● Goal of the exercise: In the entries below, find the lines that contain the word "Group" and copy them.

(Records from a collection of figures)
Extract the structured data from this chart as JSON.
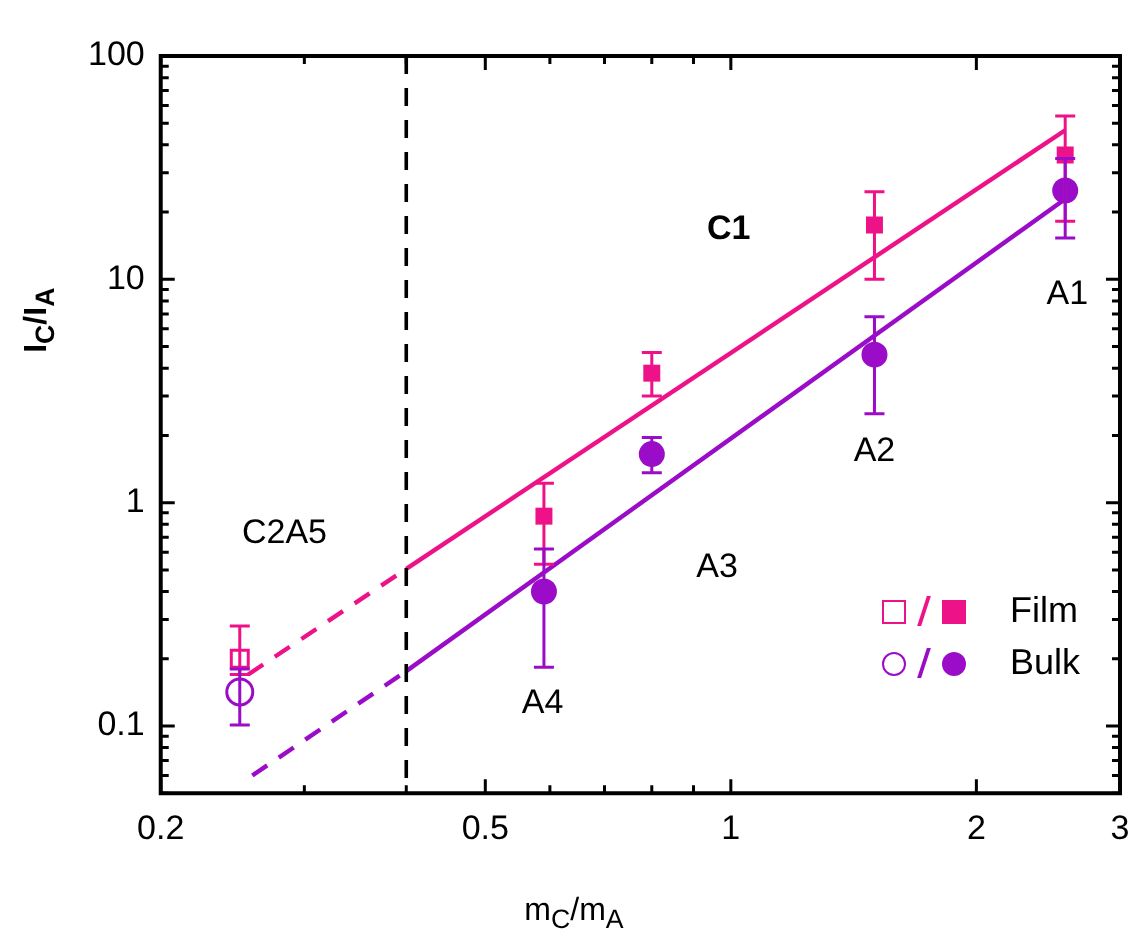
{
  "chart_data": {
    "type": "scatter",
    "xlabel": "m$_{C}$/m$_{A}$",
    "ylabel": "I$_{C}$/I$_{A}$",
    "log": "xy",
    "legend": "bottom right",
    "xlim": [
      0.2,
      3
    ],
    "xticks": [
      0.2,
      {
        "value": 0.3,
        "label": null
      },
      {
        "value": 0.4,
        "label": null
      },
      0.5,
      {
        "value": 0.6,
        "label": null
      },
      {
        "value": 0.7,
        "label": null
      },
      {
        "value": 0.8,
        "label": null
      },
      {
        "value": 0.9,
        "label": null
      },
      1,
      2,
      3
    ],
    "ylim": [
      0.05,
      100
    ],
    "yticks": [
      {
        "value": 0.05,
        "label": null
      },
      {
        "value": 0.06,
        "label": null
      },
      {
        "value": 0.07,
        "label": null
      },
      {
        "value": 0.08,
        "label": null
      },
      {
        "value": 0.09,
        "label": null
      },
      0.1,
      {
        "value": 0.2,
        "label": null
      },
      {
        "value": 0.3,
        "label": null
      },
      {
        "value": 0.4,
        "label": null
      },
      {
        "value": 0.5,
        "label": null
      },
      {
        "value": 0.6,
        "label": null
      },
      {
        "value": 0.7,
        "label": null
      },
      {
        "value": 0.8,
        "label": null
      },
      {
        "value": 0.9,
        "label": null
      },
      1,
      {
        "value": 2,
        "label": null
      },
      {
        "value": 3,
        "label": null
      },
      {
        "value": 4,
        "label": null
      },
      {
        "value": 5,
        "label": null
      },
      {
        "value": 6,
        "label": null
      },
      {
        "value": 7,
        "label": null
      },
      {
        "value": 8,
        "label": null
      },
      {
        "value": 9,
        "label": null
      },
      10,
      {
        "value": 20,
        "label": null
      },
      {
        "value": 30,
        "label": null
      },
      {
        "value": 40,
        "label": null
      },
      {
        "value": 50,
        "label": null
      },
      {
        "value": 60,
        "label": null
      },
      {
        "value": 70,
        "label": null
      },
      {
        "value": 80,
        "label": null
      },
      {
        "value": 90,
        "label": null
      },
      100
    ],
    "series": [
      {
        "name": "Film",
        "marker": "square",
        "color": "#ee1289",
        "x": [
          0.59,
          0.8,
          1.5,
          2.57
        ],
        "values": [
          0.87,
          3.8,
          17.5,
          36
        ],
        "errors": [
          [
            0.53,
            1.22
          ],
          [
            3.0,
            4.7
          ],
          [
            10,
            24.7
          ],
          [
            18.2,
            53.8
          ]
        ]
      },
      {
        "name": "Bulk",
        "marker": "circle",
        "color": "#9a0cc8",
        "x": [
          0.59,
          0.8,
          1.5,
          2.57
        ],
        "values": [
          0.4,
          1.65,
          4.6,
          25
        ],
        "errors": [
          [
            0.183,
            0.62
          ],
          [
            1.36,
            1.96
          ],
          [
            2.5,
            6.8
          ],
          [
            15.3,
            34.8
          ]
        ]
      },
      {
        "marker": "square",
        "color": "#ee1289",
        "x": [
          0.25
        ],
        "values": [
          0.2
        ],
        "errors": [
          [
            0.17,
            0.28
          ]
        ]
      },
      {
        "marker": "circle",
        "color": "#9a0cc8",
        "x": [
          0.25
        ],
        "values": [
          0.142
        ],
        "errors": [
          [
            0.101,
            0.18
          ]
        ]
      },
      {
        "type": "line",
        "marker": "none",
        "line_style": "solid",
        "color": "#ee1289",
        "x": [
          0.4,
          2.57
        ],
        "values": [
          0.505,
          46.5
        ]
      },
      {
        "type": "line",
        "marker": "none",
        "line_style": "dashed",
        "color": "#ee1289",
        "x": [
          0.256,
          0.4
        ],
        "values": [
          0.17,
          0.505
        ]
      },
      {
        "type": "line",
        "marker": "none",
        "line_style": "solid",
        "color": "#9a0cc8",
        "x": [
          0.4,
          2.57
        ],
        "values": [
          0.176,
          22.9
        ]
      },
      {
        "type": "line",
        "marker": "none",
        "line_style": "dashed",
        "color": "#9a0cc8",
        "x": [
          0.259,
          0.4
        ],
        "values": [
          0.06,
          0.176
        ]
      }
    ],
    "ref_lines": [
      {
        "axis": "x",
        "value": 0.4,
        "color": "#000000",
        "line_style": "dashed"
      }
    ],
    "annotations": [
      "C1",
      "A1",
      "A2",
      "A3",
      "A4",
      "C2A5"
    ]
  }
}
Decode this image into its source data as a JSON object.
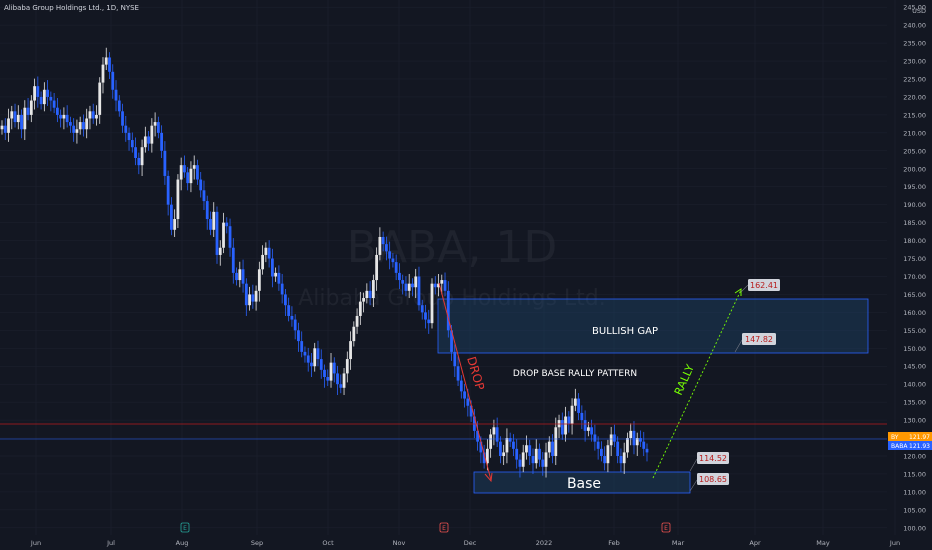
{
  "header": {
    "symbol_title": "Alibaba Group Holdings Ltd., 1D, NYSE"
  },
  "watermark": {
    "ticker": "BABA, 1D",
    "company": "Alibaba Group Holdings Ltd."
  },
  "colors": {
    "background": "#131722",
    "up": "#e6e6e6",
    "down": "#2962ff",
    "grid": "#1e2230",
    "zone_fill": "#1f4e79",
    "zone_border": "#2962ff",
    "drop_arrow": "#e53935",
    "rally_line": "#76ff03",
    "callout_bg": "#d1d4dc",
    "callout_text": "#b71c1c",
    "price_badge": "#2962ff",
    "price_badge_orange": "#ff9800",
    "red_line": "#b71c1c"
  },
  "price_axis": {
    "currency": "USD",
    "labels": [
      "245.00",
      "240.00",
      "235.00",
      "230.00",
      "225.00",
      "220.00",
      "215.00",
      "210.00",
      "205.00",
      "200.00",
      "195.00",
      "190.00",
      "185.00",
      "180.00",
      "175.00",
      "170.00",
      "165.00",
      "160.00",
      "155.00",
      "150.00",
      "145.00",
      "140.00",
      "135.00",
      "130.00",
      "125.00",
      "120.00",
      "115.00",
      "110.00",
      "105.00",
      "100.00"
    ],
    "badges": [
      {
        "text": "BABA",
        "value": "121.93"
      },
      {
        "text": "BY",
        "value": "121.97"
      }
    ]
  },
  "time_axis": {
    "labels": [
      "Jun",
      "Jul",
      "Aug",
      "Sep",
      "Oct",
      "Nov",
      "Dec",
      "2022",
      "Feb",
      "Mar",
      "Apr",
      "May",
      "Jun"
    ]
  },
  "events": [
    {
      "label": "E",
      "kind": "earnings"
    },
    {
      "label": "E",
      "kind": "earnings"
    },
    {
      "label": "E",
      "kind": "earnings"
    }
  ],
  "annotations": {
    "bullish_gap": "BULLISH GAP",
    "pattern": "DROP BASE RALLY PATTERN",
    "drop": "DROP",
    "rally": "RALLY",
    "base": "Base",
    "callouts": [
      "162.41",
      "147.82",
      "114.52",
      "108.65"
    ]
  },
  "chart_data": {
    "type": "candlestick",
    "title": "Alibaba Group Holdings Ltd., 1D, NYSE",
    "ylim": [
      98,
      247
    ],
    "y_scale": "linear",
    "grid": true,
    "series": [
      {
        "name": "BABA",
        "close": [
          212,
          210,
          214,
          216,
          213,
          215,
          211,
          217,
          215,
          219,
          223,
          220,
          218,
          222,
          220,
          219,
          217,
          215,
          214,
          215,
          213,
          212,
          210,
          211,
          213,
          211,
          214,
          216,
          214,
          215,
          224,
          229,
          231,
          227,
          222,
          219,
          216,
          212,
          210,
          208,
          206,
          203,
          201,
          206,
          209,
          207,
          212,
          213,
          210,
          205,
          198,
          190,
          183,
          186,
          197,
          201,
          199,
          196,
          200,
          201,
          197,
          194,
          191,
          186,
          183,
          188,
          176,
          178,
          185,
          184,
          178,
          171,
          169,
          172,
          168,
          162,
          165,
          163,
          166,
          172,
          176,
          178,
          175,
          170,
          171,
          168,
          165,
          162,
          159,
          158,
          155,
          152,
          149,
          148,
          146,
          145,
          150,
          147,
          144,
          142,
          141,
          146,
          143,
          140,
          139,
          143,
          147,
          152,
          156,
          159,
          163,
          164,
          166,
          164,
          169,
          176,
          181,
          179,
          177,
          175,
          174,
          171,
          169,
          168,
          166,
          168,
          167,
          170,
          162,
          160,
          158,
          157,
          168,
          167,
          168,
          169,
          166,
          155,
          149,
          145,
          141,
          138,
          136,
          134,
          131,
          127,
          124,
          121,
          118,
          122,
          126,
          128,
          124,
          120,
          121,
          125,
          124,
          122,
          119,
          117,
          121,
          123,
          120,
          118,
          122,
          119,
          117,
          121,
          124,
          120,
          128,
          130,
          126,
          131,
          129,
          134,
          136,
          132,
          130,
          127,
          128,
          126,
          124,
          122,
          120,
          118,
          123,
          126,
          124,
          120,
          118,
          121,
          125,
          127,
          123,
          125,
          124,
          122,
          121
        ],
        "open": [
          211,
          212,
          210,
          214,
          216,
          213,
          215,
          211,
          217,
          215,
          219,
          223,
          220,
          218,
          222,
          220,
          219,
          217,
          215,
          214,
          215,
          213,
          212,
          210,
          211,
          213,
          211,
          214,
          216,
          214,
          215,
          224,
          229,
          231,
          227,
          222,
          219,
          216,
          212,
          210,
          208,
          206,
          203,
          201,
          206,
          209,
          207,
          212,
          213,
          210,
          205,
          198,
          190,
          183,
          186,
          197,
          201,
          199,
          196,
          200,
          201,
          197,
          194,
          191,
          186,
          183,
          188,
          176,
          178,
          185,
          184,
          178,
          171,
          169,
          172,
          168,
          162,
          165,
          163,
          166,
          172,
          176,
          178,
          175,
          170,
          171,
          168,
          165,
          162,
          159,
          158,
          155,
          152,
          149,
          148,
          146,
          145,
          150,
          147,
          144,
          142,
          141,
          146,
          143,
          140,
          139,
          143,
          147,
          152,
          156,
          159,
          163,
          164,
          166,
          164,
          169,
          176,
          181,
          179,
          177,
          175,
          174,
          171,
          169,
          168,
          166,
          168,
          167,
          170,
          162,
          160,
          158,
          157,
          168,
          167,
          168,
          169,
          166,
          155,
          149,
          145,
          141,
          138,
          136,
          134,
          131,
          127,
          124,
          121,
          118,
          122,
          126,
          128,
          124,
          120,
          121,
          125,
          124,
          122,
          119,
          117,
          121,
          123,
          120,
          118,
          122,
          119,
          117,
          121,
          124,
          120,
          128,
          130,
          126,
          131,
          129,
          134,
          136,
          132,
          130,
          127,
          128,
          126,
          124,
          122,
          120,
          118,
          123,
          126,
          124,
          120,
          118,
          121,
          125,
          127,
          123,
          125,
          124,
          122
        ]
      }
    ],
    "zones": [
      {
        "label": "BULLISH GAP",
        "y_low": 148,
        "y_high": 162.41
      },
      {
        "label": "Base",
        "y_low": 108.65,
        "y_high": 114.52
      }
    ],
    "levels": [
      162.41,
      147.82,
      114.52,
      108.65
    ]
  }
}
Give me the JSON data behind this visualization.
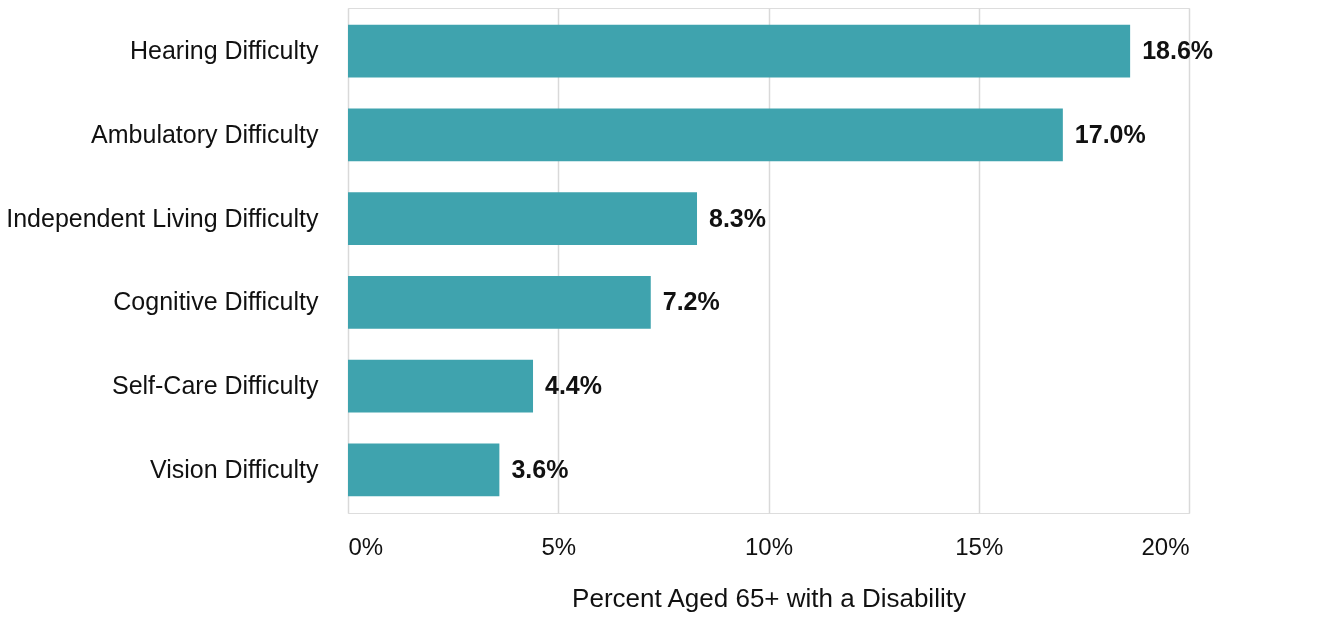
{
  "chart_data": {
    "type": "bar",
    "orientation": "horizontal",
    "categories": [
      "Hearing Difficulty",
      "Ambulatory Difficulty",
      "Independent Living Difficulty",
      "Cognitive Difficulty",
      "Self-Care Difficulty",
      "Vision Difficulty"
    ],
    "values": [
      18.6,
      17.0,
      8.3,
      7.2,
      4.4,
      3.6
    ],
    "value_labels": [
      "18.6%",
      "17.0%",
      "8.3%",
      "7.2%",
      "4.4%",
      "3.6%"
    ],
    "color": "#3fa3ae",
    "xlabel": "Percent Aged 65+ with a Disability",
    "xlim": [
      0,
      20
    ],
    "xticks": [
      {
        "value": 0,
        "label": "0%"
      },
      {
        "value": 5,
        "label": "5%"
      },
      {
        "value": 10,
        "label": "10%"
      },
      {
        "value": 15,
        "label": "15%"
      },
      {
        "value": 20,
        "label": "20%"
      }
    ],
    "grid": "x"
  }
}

● Expected answer:
    "symbol_title": "Alibaba Group Holdings Ltd., 1D, NYSE"
    "company": "Alibaba Group Holdings Ltd."
    "title": "Alibaba Group Holdings Ltd., 1D, NYSE",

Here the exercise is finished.